What you will do: Locate the word "滞后误差" in the data below, then copy every line that holds it.

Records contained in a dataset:
+ + + +

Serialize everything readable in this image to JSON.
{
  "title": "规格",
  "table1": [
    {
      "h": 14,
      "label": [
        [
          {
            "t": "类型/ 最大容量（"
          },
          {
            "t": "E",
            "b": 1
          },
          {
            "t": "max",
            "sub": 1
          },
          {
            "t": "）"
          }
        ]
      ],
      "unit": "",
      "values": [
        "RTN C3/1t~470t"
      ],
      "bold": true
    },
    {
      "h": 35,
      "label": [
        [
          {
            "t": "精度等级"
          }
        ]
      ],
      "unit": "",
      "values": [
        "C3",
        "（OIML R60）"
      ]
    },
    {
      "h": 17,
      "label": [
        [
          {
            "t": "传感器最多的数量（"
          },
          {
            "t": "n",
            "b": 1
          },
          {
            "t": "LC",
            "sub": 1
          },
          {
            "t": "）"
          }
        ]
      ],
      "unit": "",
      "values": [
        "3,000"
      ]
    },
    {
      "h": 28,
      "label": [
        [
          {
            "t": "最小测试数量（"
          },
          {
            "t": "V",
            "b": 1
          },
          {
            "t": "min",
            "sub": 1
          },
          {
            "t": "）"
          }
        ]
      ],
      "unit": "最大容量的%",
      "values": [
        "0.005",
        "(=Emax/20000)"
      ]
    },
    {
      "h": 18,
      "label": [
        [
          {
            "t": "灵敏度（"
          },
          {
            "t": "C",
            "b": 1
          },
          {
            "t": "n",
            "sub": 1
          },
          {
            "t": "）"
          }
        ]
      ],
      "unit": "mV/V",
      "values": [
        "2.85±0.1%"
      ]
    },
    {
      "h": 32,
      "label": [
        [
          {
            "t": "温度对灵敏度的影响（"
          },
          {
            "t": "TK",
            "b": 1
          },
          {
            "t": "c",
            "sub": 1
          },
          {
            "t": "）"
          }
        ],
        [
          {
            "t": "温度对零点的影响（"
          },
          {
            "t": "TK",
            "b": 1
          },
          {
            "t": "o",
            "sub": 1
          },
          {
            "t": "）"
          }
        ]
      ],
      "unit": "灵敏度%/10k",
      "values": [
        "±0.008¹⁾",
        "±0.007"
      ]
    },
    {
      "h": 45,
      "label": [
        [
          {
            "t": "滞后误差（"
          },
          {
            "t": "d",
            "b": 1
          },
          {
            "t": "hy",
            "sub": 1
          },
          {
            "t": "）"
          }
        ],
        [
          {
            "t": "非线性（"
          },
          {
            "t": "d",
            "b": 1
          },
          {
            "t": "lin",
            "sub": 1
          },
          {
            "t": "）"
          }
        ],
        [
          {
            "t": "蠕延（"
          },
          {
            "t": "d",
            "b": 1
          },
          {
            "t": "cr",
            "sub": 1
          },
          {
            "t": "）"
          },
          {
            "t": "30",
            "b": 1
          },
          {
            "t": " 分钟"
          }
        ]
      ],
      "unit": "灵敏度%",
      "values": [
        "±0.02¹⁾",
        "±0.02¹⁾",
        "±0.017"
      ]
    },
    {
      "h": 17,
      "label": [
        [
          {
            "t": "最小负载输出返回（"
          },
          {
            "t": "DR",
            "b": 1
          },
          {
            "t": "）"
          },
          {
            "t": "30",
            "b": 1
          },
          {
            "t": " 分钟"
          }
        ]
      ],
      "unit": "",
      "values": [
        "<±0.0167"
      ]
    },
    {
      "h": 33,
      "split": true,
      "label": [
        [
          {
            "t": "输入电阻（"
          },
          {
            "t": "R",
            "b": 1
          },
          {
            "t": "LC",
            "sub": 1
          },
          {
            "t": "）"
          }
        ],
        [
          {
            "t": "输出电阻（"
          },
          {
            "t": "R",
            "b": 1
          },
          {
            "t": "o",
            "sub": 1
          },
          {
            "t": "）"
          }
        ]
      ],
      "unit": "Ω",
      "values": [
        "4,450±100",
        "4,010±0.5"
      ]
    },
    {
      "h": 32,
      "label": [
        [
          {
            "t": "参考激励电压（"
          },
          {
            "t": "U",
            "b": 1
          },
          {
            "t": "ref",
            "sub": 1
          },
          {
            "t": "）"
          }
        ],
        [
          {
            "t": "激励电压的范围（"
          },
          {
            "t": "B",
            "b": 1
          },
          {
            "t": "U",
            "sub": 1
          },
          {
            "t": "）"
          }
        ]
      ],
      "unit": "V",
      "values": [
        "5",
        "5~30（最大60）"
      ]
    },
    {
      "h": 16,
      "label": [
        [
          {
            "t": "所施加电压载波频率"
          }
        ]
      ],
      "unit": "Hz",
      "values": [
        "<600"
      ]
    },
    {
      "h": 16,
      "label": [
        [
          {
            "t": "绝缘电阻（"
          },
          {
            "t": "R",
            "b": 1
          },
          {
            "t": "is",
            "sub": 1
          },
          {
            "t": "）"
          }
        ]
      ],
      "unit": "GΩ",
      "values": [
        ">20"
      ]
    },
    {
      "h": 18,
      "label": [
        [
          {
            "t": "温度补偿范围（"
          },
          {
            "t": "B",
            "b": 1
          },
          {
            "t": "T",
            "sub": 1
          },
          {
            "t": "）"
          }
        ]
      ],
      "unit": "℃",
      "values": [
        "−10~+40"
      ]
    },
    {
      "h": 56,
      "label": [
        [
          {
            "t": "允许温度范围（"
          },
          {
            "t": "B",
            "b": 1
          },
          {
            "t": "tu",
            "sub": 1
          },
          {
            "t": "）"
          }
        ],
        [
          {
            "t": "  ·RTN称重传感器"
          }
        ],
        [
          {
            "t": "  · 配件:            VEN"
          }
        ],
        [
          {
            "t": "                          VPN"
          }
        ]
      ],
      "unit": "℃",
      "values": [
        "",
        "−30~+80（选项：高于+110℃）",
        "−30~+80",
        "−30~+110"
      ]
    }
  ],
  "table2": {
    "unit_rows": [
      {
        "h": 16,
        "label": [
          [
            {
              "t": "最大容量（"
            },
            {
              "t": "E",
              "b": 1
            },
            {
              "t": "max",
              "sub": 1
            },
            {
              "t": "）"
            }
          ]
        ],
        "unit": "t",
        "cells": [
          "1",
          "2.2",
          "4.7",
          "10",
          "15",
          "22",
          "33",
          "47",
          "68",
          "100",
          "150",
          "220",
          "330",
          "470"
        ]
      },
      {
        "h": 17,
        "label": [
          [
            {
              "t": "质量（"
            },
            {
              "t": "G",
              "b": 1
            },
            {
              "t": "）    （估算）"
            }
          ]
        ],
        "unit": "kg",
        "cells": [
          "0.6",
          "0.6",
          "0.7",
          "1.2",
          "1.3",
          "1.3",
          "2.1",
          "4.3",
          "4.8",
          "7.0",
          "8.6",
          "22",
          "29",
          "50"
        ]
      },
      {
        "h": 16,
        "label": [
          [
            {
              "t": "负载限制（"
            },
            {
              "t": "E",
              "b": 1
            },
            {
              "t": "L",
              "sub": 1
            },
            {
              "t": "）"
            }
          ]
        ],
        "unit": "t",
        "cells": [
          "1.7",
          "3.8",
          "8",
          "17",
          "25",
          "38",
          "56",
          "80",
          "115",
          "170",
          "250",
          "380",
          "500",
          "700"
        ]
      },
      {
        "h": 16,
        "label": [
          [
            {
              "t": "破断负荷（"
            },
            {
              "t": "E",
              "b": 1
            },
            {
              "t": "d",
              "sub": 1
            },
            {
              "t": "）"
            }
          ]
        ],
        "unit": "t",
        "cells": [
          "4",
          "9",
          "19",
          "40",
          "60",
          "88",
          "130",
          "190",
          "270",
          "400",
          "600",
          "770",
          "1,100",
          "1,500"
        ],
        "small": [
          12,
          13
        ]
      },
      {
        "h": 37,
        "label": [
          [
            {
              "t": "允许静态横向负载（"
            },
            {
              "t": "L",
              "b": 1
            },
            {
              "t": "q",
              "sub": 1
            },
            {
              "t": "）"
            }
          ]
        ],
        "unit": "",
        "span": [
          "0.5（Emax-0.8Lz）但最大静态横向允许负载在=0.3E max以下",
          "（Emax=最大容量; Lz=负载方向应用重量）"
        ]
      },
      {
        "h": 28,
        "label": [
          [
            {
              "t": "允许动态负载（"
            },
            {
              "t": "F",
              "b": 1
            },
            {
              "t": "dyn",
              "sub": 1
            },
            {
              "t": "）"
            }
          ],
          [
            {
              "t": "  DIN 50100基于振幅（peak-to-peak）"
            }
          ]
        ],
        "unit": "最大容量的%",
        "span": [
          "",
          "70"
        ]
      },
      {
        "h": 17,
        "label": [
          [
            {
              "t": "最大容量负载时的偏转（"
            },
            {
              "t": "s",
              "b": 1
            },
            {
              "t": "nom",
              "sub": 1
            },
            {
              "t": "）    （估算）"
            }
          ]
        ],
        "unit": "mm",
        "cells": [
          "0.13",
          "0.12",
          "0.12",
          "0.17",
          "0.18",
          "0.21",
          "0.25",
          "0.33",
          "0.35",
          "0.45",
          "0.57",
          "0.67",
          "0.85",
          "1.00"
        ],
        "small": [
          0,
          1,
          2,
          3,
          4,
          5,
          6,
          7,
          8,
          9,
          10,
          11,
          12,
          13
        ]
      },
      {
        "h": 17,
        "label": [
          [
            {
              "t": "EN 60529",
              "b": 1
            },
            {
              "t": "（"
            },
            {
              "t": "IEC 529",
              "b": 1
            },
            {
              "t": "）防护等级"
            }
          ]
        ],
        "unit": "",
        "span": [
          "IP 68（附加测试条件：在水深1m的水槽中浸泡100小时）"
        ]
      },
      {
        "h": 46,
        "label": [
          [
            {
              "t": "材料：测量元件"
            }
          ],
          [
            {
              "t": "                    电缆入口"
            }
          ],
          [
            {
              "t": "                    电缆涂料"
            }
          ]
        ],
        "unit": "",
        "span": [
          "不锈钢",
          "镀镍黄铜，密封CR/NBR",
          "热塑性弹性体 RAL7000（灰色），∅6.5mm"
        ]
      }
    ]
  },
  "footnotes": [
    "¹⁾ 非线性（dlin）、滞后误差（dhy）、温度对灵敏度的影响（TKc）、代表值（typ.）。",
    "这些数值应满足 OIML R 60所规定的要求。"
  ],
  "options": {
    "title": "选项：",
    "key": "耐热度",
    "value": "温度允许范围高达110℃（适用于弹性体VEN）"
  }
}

+ + + +

Worked answer:
            "t": "滞后误差（"
    "¹⁾ 非线性（dlin）、滞后误差（dhy）、温度对灵敏度的影响（TKc）、代表值（typ.）。",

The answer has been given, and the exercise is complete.